Collected data
=-=-=
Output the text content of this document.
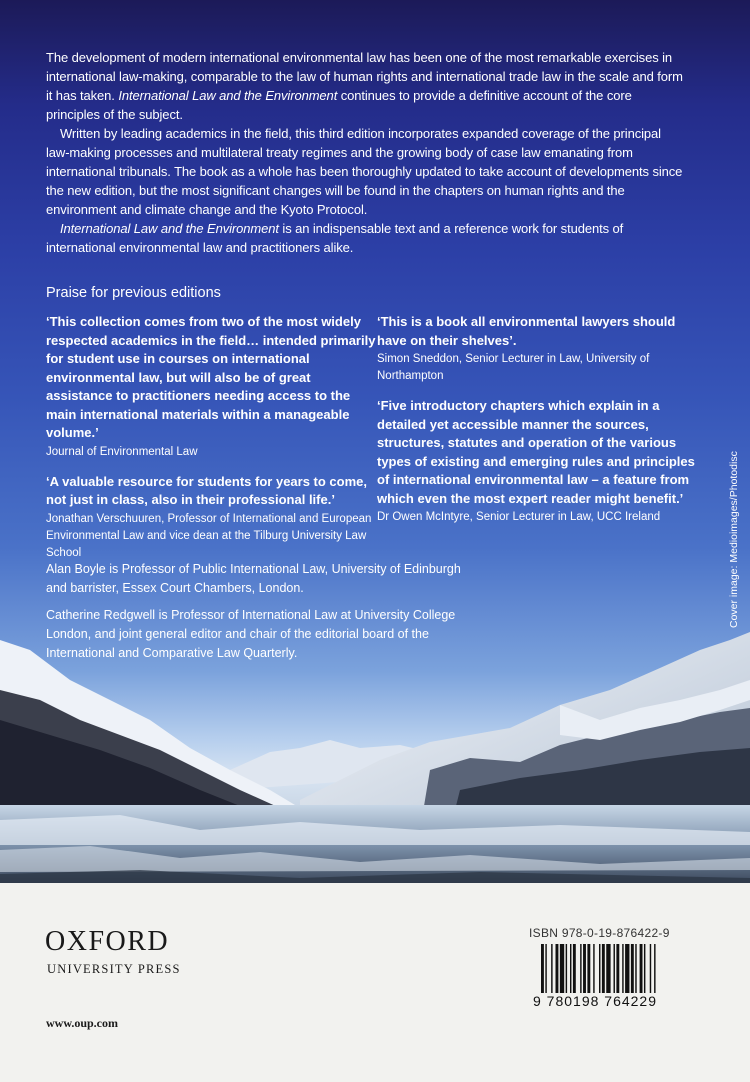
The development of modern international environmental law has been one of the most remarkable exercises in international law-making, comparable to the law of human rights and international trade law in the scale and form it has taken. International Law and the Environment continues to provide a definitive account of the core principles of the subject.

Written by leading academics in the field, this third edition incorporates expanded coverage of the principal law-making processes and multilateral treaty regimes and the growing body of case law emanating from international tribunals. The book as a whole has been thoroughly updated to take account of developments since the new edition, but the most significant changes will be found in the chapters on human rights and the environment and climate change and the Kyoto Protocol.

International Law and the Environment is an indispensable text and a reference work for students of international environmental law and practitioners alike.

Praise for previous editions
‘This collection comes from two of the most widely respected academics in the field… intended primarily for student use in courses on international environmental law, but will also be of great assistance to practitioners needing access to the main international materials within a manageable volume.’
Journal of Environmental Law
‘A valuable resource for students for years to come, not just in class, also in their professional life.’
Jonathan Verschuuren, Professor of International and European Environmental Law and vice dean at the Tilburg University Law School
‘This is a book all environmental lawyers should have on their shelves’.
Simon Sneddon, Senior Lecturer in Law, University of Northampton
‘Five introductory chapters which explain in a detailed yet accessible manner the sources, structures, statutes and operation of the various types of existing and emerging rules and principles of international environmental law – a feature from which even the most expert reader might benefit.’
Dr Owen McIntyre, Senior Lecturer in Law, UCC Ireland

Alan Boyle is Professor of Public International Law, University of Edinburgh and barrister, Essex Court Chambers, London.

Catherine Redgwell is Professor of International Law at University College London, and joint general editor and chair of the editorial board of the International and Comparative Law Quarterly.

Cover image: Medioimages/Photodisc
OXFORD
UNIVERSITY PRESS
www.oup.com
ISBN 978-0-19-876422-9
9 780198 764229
=-=-=
Without the pictures, print the records in full, exactly as they appear.

Output the text content of this document.
The development of modern international environmental law has been one of the most remarkable exercises in international law-making, comparable to the law of human rights and international trade law in the scale and form it has taken. International Law and the Environment continues to provide a definitive account of the core principles of the subject.

Written by leading academics in the field, this third edition incorporates expanded coverage of the principal law-making processes and multilateral treaty regimes and the growing body of case law emanating from international tribunals. The book as a whole has been thoroughly updated to take account of developments since the new edition, but the most significant changes will be found in the chapters on human rights and the environment and climate change and the Kyoto Protocol.

International Law and the Environment is an indispensable text and a reference work for students of international environmental law and practitioners alike.

Praise for previous editions
‘This collection comes from two of the most widely respected academics in the field… intended primarily for student use in courses on international environmental law, but will also be of great assistance to practitioners needing access to the main international materials within a manageable volume.’
Journal of Environmental Law
‘A valuable resource for students for years to come, not just in class, also in their professional life.’
Jonathan Verschuuren, Professor of International and European Environmental Law and vice dean at the Tilburg University Law School
‘This is a book all environmental lawyers should have on their shelves’.
Simon Sneddon, Senior Lecturer in Law, University of Northampton
‘Five introductory chapters which explain in a detailed yet accessible manner the sources, structures, statutes and operation of the various types of existing and emerging rules and principles of international environmental law – a feature from which even the most expert reader might benefit.’
Dr Owen McIntyre, Senior Lecturer in Law, UCC Ireland

Alan Boyle is Professor of Public International Law, University of Edinburgh and barrister, Essex Court Chambers, London.

Catherine Redgwell is Professor of International Law at University College London, and joint general editor and chair of the editorial board of the International and Comparative Law Quarterly.

Cover image: Medioimages/Photodisc
OXFORD
UNIVERSITY PRESS
www.oup.com
ISBN 978-0-19-876422-9
9 780198 764229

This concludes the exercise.